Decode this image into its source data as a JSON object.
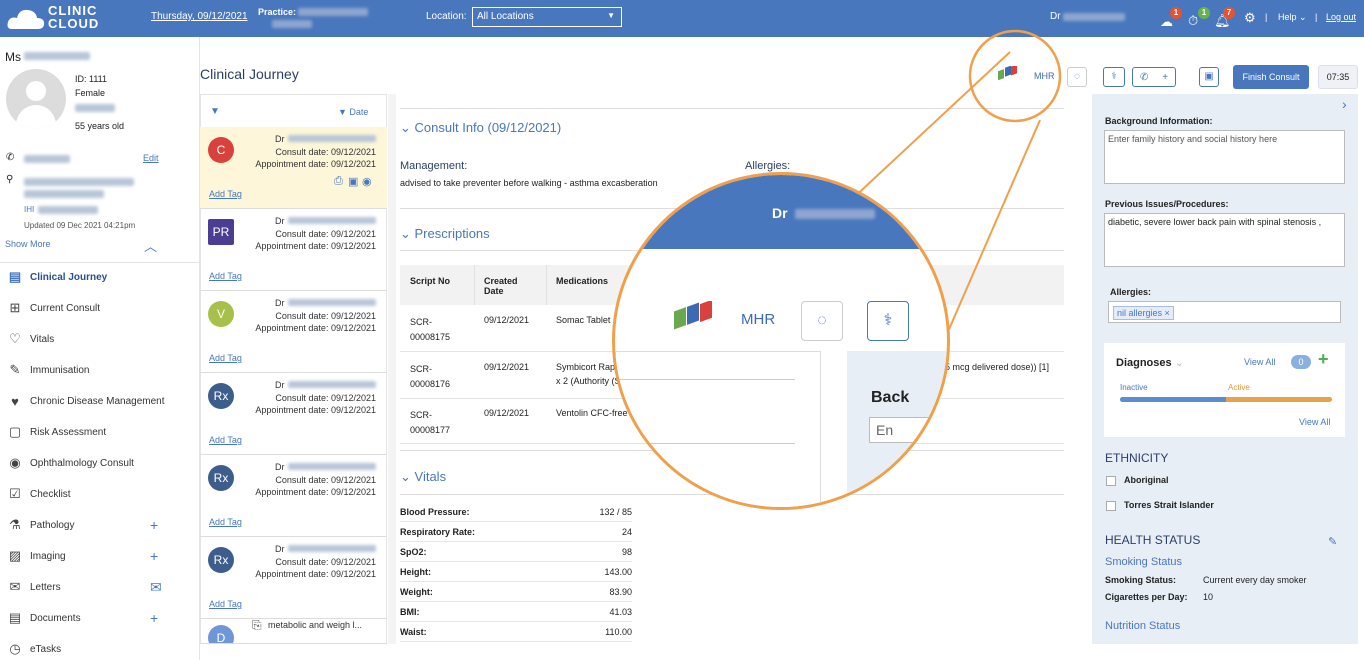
{
  "topbar": {
    "logo_text": "CLINIC CLOUD",
    "date": "Thursday, 09/12/2021",
    "practice_label": "Practice:",
    "location_label": "Location:",
    "location_value": "All Locations",
    "doctor_prefix": "Dr",
    "badge_counts": [
      "1",
      "1",
      "7"
    ],
    "help_label": "Help",
    "logout_label": "Log out"
  },
  "patient": {
    "title": "Ms",
    "id": "ID: 1111",
    "sex": "Female",
    "age": "55 years old",
    "edit_label": "Edit",
    "ihi_label": "IHI",
    "updated": "Updated 09 Dec 2021 04:21pm",
    "show_more": "Show More"
  },
  "nav": {
    "items": [
      {
        "label": "Clinical Journey",
        "icon": "clinical-journey-icon",
        "active": true
      },
      {
        "label": "Current Consult",
        "icon": "consult-icon"
      },
      {
        "label": "Vitals",
        "icon": "heart-icon"
      },
      {
        "label": "Immunisation",
        "icon": "syringe-icon"
      },
      {
        "label": "Chronic Disease Management",
        "icon": "heartbeat-icon"
      },
      {
        "label": "Risk Assessment",
        "icon": "risk-icon"
      },
      {
        "label": "Ophthalmology Consult",
        "icon": "eye-icon"
      },
      {
        "label": "Checklist",
        "icon": "checklist-icon"
      },
      {
        "label": "Pathology",
        "icon": "microscope-icon",
        "plus": true
      },
      {
        "label": "Imaging",
        "icon": "image-icon",
        "plus": true
      },
      {
        "label": "Letters",
        "icon": "envelope-icon",
        "mail": true
      },
      {
        "label": "Documents",
        "icon": "document-icon",
        "plus": true
      },
      {
        "label": "eTasks",
        "icon": "clock-icon"
      }
    ]
  },
  "page_title": "Clinical Journey",
  "header_actions": {
    "mhr": "MHR",
    "finish_consult": "Finish Consult",
    "time": "07:35"
  },
  "journey": {
    "sort_label": "▼ Date",
    "dr_prefix": "Dr",
    "consult_date": "Consult date: 09/12/2021",
    "appointment_date": "Appointment date: 09/12/2021",
    "add_tag": "Add Tag",
    "cards": [
      {
        "initials": "C",
        "color": "#d9413c"
      },
      {
        "initials": "PR",
        "color": "#4a3d93"
      },
      {
        "initials": "V",
        "color": "#a7c04a"
      },
      {
        "initials": "Rx",
        "color": "#3d5d8c"
      },
      {
        "initials": "Rx",
        "color": "#3d5d8c"
      },
      {
        "initials": "Rx",
        "color": "#3d5d8c"
      }
    ],
    "last_card": {
      "initials": "D",
      "color": "#6f96d6",
      "file_text": "metabolic and weigh l..."
    }
  },
  "consult_info": {
    "title": "Consult Info (09/12/2021)",
    "management_label": "Management:",
    "management_text": "advised to take preventer before walking - asthma excasberation",
    "allergies_label": "Allergies:"
  },
  "prescriptions": {
    "title": "Prescriptions",
    "headers": [
      "Script No",
      "Created Date",
      "Medications"
    ],
    "rows": [
      {
        "script": "SCR-00008175",
        "date": "09/12/2021",
        "med": "Somac Tablet"
      },
      {
        "script": "SCR-00008176",
        "date": "09/12/2021",
        "med": "Symbicort Rap",
        "med2": "x 2 (Authority (S",
        "tail": "g 4.5 mcg delivered dose)) [1]"
      },
      {
        "script": "SCR-00008177",
        "date": "09/12/2021",
        "med": "Ventolin CFC-free"
      }
    ]
  },
  "vitals": {
    "title": "Vitals",
    "rows": [
      {
        "label": "Blood Pressure:",
        "value": "132 / 85"
      },
      {
        "label": "Respiratory Rate:",
        "value": "24"
      },
      {
        "label": "SpO2:",
        "value": "98"
      },
      {
        "label": "Height:",
        "value": "143.00"
      },
      {
        "label": "Weight:",
        "value": "83.90"
      },
      {
        "label": "BMI:",
        "value": "41.03"
      },
      {
        "label": "Waist:",
        "value": "110.00"
      }
    ]
  },
  "magnifier": {
    "dr_prefix": "Dr",
    "mhr": "MHR",
    "back_text": "Back",
    "input_text": "En"
  },
  "right_panel": {
    "background_label": "Background Information:",
    "background_placeholder": "Enter family history and social history here",
    "previous_label": "Previous Issues/Procedures:",
    "previous_text": "diabetic, severe lower back pain with spinal stenosis ,",
    "allergies_label": "Allergies:",
    "allergy_tag": "nil allergies",
    "diagnoses_label": "Diagnoses",
    "view_all": "View All",
    "diagnoses_count": "0",
    "inactive_label": "Inactive",
    "active_label": "Active",
    "view_all_2": "View All",
    "inactive_fraction": 0.5,
    "ethnicity_title": "ETHNICITY",
    "aboriginal": "Aboriginal",
    "torres": "Torres Strait Islander",
    "health_title": "HEALTH STATUS",
    "smoking_title": "Smoking Status",
    "smoking_label": "Smoking Status:",
    "smoking_value": "Current every day smoker",
    "cigs_label": "Cigarettes per Day:",
    "cigs_value": "10",
    "nutrition_title": "Nutrition Status"
  },
  "colors": {
    "brand": "#4877be",
    "accent": "#f0a04b",
    "highlight": "#fdf6d8"
  }
}
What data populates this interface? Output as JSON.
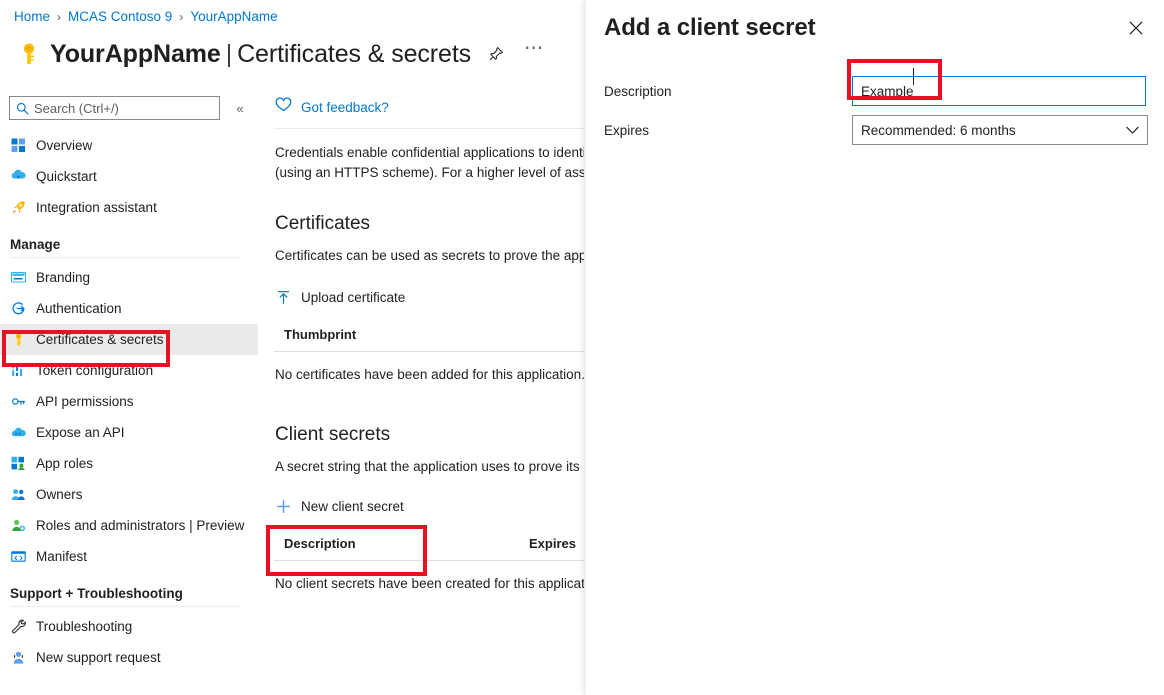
{
  "breadcrumb": [
    {
      "label": "Home"
    },
    {
      "label": "MCAS Contoso 9"
    },
    {
      "label": "YourAppName"
    }
  ],
  "breadcrumb_separator": "›",
  "header": {
    "app_name": "YourAppName",
    "divider": "|",
    "section": "Certificates & secrets"
  },
  "sidebar": {
    "search": {
      "placeholder": "Search (Ctrl+/)",
      "value": ""
    },
    "items": [
      {
        "label": "Overview",
        "icon": "overview-icon",
        "selected": false
      },
      {
        "label": "Quickstart",
        "icon": "quickstart-icon",
        "selected": false
      },
      {
        "label": "Integration assistant",
        "icon": "rocket-icon",
        "selected": false
      }
    ],
    "groups": [
      {
        "title": "Manage",
        "items": [
          {
            "label": "Branding",
            "icon": "branding-icon",
            "selected": false
          },
          {
            "label": "Authentication",
            "icon": "authentication-icon",
            "selected": false
          },
          {
            "label": "Certificates & secrets",
            "icon": "key-icon",
            "selected": true
          },
          {
            "label": "Token configuration",
            "icon": "token-icon",
            "selected": false
          },
          {
            "label": "API permissions",
            "icon": "api-permissions-icon",
            "selected": false
          },
          {
            "label": "Expose an API",
            "icon": "expose-api-icon",
            "selected": false
          },
          {
            "label": "App roles",
            "icon": "app-roles-icon",
            "selected": false
          },
          {
            "label": "Owners",
            "icon": "owners-icon",
            "selected": false
          },
          {
            "label": "Roles and administrators | Preview",
            "icon": "roles-admin-icon",
            "selected": false
          },
          {
            "label": "Manifest",
            "icon": "manifest-icon",
            "selected": false
          }
        ]
      },
      {
        "title": "Support + Troubleshooting",
        "items": [
          {
            "label": "Troubleshooting",
            "icon": "wrench-icon",
            "selected": false
          },
          {
            "label": "New support request",
            "icon": "support-agent-icon",
            "selected": false
          }
        ]
      }
    ]
  },
  "main": {
    "feedback_label": "Got feedback?",
    "intro_text": "Credentials enable confidential applications to identify\n(using an HTTPS scheme). For a higher level of assuran",
    "certificates": {
      "heading": "Certificates",
      "description": "Certificates can be used as secrets to prove the applica",
      "upload_label": "Upload certificate",
      "column_thumbprint": "Thumbprint",
      "empty_text": "No certificates have been added for this application."
    },
    "client_secrets": {
      "heading": "Client secrets",
      "description": "A secret string that the application uses to prove its id",
      "new_secret_label": "New client secret",
      "column_description": "Description",
      "column_expires": "Expires",
      "empty_text": "No client secrets have been created for this application"
    }
  },
  "panel": {
    "title": "Add a client secret",
    "close_icon": "close-icon",
    "description": {
      "label": "Description",
      "value": "Example",
      "placeholder": ""
    },
    "expires": {
      "label": "Expires",
      "selected": "Recommended: 6 months"
    }
  },
  "colors": {
    "accent_blue": "#0078d4",
    "highlight_red": "#e81123",
    "selected_row": "#edebe9",
    "text_primary": "#201f1e"
  }
}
--
Which lines of the data include "prove"? Copy each of them.

      "description": "Certificates can be used as secrets to prove the applica",
      "description": "A secret string that the application uses to prove its id",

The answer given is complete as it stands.